Collected data entries
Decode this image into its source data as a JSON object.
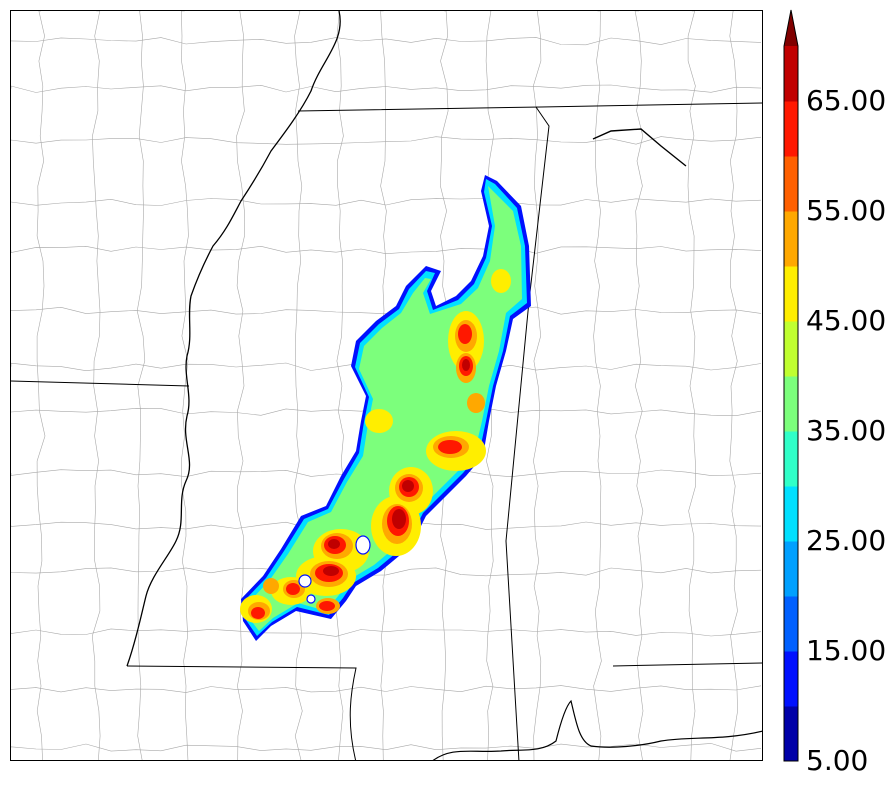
{
  "colorbar": {
    "tick_labels": [
      "5.00",
      "15.00",
      "25.00",
      "35.00",
      "45.00",
      "55.00",
      "65.00"
    ],
    "levels": [
      5,
      10,
      15,
      20,
      25,
      30,
      35,
      40,
      45,
      50,
      55,
      60,
      65,
      70
    ],
    "colors": [
      "#0000a8",
      "#0010ff",
      "#0060ff",
      "#00a0ff",
      "#00e0ff",
      "#30ffc8",
      "#7cff7c",
      "#c0ff30",
      "#ffee00",
      "#ffa800",
      "#ff6000",
      "#ff1800",
      "#c00000"
    ],
    "extend_color": "#800000",
    "extend": "max"
  },
  "map": {
    "boundary_color": "#000000",
    "county_color": "#a8a8a8",
    "field_colors": {
      "edge": "#0010ff",
      "outer": "#00e0ff",
      "mid": "#7cff7c",
      "high": "#ffee00",
      "higher": "#ffa800",
      "core": "#ff1800",
      "peak": "#c00000"
    }
  }
}
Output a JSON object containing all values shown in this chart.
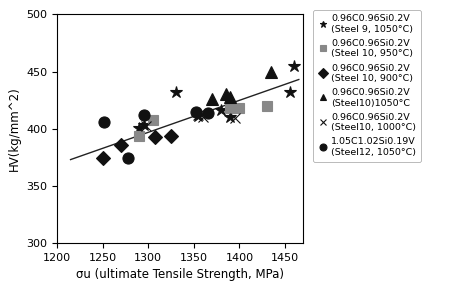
{
  "title": "",
  "xlabel": "σu (ultimate Tensile Strength, MPa)",
  "ylabel": "HV(kg/mm^2)",
  "xlim": [
    1200,
    1470
  ],
  "ylim": [
    300,
    500
  ],
  "xticks": [
    1200,
    1250,
    1300,
    1350,
    1400,
    1450
  ],
  "yticks": [
    300,
    350,
    400,
    450,
    500
  ],
  "series": [
    {
      "label": "0.96C0.96Si0.2V\n(Steel 9, 1050°C)",
      "marker": "*",
      "color": "#111111",
      "markersize": 9,
      "x": [
        1290,
        1295,
        1330,
        1355,
        1380,
        1390,
        1455,
        1460
      ],
      "y": [
        401,
        403,
        432,
        411,
        416,
        410,
        432,
        455
      ]
    },
    {
      "label": "0.96C0.96Si0.2V\n(Steel 10, 950°C)",
      "marker": "s",
      "color": "#888888",
      "markersize": 7,
      "x": [
        1290,
        1305,
        1390,
        1400,
        1430
      ],
      "y": [
        394,
        408,
        418,
        418,
        420
      ]
    },
    {
      "label": "0.96C0.96Si0.2V\n(Steel 10, 900°C)",
      "marker": "D",
      "color": "#111111",
      "markersize": 7,
      "x": [
        1250,
        1270,
        1308,
        1325
      ],
      "y": [
        374,
        386,
        393,
        394
      ]
    },
    {
      "label": "0.96C0.96Si0.2V\n(Steel10)1050°C",
      "marker": "^",
      "color": "#111111",
      "markersize": 8,
      "x": [
        1370,
        1385,
        1390,
        1435
      ],
      "y": [
        426,
        430,
        428,
        450
      ]
    },
    {
      "label": "0.96C0.96Si0.2V\n(Steel10, 1000°C)",
      "marker": "x",
      "color": "#111111",
      "markersize": 7,
      "x": [
        1298,
        1355,
        1360,
        1395
      ],
      "y": [
        402,
        412,
        410,
        409
      ]
    },
    {
      "label": "1.05C1.02Si0.19V\n(Steel12, 1050°C)",
      "marker": "o",
      "color": "#111111",
      "markersize": 8,
      "x": [
        1252,
        1278,
        1295,
        1352,
        1365
      ],
      "y": [
        406,
        374,
        412,
        415,
        414
      ]
    }
  ],
  "trendline": {
    "x": [
      1215,
      1465
    ],
    "y": [
      373,
      443
    ]
  },
  "background_color": "#ffffff",
  "legend_fontsize": 6.8,
  "axis_label_fontsize": 8.5,
  "tick_fontsize": 8
}
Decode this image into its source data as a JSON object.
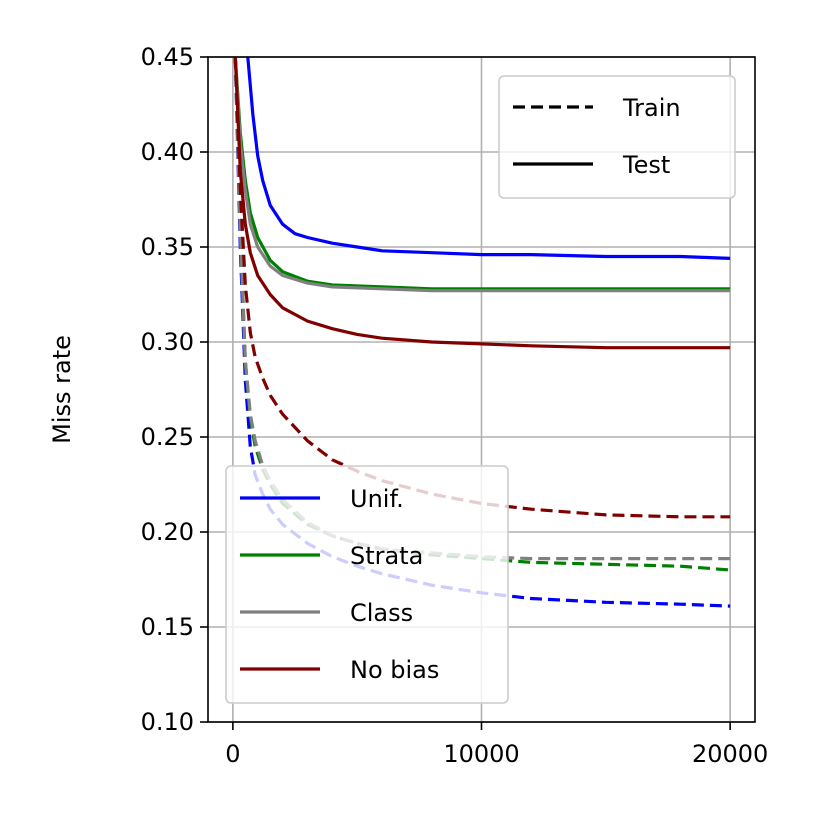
{
  "chart_data": {
    "type": "line",
    "title": "",
    "xlabel": "",
    "ylabel": "Miss rate",
    "xlim": [
      -1000,
      21000
    ],
    "ylim": [
      0.1,
      0.45
    ],
    "xticks": [
      0,
      10000,
      20000
    ],
    "xtick_labels": [
      "0",
      "10000",
      "20000"
    ],
    "yticks": [
      0.1,
      0.15,
      0.2,
      0.25,
      0.3,
      0.35,
      0.4,
      0.45
    ],
    "ytick_labels": [
      "0.10",
      "0.15",
      "0.20",
      "0.25",
      "0.30",
      "0.35",
      "0.40",
      "0.45"
    ],
    "grid": true,
    "style_legend": {
      "placement": "top-right",
      "entries": [
        {
          "label": "Train",
          "style": "dashed"
        },
        {
          "label": "Test",
          "style": "solid"
        }
      ]
    },
    "color_legend": {
      "placement": "bottom-left",
      "entries": [
        {
          "label": "Unif.",
          "color": "#0000ff"
        },
        {
          "label": "Strata",
          "color": "#008000"
        },
        {
          "label": "Class",
          "color": "#808080"
        },
        {
          "label": "No bias",
          "color": "#800000"
        }
      ]
    },
    "series": [
      {
        "name": "Unif.",
        "split": "Test",
        "color": "#0000ff",
        "style": "solid",
        "x": [
          600,
          800,
          1000,
          1200,
          1500,
          2000,
          2500,
          3000,
          4000,
          5000,
          6000,
          8000,
          10000,
          12000,
          15000,
          18000,
          20000
        ],
        "y": [
          0.45,
          0.42,
          0.398,
          0.385,
          0.372,
          0.362,
          0.357,
          0.355,
          0.352,
          0.35,
          0.348,
          0.347,
          0.346,
          0.346,
          0.345,
          0.345,
          0.344
        ]
      },
      {
        "name": "Strata",
        "split": "Test",
        "color": "#008000",
        "style": "solid",
        "x": [
          100,
          300,
          500,
          700,
          1000,
          1500,
          2000,
          3000,
          4000,
          6000,
          8000,
          10000,
          12000,
          15000,
          18000,
          20000
        ],
        "y": [
          0.45,
          0.41,
          0.385,
          0.368,
          0.355,
          0.343,
          0.337,
          0.332,
          0.33,
          0.329,
          0.328,
          0.328,
          0.328,
          0.328,
          0.328,
          0.328
        ]
      },
      {
        "name": "Class",
        "split": "Test",
        "color": "#808080",
        "style": "solid",
        "x": [
          100,
          300,
          500,
          700,
          1000,
          1500,
          2000,
          3000,
          4000,
          6000,
          8000,
          10000,
          12000,
          15000,
          18000,
          20000
        ],
        "y": [
          0.45,
          0.405,
          0.38,
          0.362,
          0.35,
          0.34,
          0.335,
          0.331,
          0.329,
          0.328,
          0.327,
          0.327,
          0.327,
          0.327,
          0.327,
          0.327
        ]
      },
      {
        "name": "No bias",
        "split": "Test",
        "color": "#800000",
        "style": "solid",
        "x": [
          100,
          300,
          500,
          700,
          1000,
          1500,
          2000,
          3000,
          4000,
          5000,
          6000,
          8000,
          10000,
          12000,
          15000,
          18000,
          20000
        ],
        "y": [
          0.45,
          0.39,
          0.362,
          0.347,
          0.335,
          0.325,
          0.318,
          0.311,
          0.307,
          0.304,
          0.302,
          0.3,
          0.299,
          0.298,
          0.297,
          0.297,
          0.297
        ]
      },
      {
        "name": "Unif.",
        "split": "Train",
        "color": "#0000ff",
        "style": "dashed",
        "x": [
          100,
          300,
          500,
          700,
          900,
          1200,
          1500,
          2000,
          3000,
          4000,
          5000,
          6000,
          8000,
          10000,
          12000,
          15000,
          18000,
          20000
        ],
        "y": [
          0.45,
          0.35,
          0.28,
          0.245,
          0.23,
          0.22,
          0.212,
          0.204,
          0.194,
          0.187,
          0.182,
          0.178,
          0.172,
          0.168,
          0.165,
          0.163,
          0.162,
          0.161
        ]
      },
      {
        "name": "Strata",
        "split": "Train",
        "color": "#008000",
        "style": "dashed",
        "x": [
          100,
          300,
          500,
          700,
          900,
          1200,
          1500,
          2000,
          3000,
          4000,
          5000,
          6000,
          8000,
          10000,
          12000,
          15000,
          18000,
          20000
        ],
        "y": [
          0.45,
          0.36,
          0.29,
          0.26,
          0.245,
          0.233,
          0.225,
          0.215,
          0.204,
          0.198,
          0.194,
          0.191,
          0.188,
          0.186,
          0.184,
          0.183,
          0.182,
          0.18
        ]
      },
      {
        "name": "Class",
        "split": "Train",
        "color": "#808080",
        "style": "dashed",
        "x": [
          100,
          300,
          500,
          700,
          900,
          1200,
          1500,
          2000,
          3000,
          4000,
          5000,
          6000,
          8000,
          10000,
          12000,
          15000,
          18000,
          20000
        ],
        "y": [
          0.45,
          0.36,
          0.29,
          0.262,
          0.248,
          0.235,
          0.227,
          0.217,
          0.205,
          0.198,
          0.194,
          0.191,
          0.189,
          0.187,
          0.186,
          0.186,
          0.186,
          0.186
        ]
      },
      {
        "name": "No bias",
        "split": "Train",
        "color": "#800000",
        "style": "dashed",
        "x": [
          100,
          300,
          500,
          700,
          900,
          1200,
          1500,
          2000,
          3000,
          4000,
          5000,
          6000,
          8000,
          10000,
          12000,
          15000,
          18000,
          20000
        ],
        "y": [
          0.45,
          0.38,
          0.33,
          0.305,
          0.292,
          0.281,
          0.272,
          0.262,
          0.248,
          0.238,
          0.232,
          0.227,
          0.22,
          0.215,
          0.212,
          0.209,
          0.208,
          0.208
        ]
      }
    ]
  }
}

Short exercise: Pick out each line above that includes "xlabel" and show it.

Complete response:
  "xlabel": "σu (ultimate Tensile Strength, MPa)",
    "xlabel": "",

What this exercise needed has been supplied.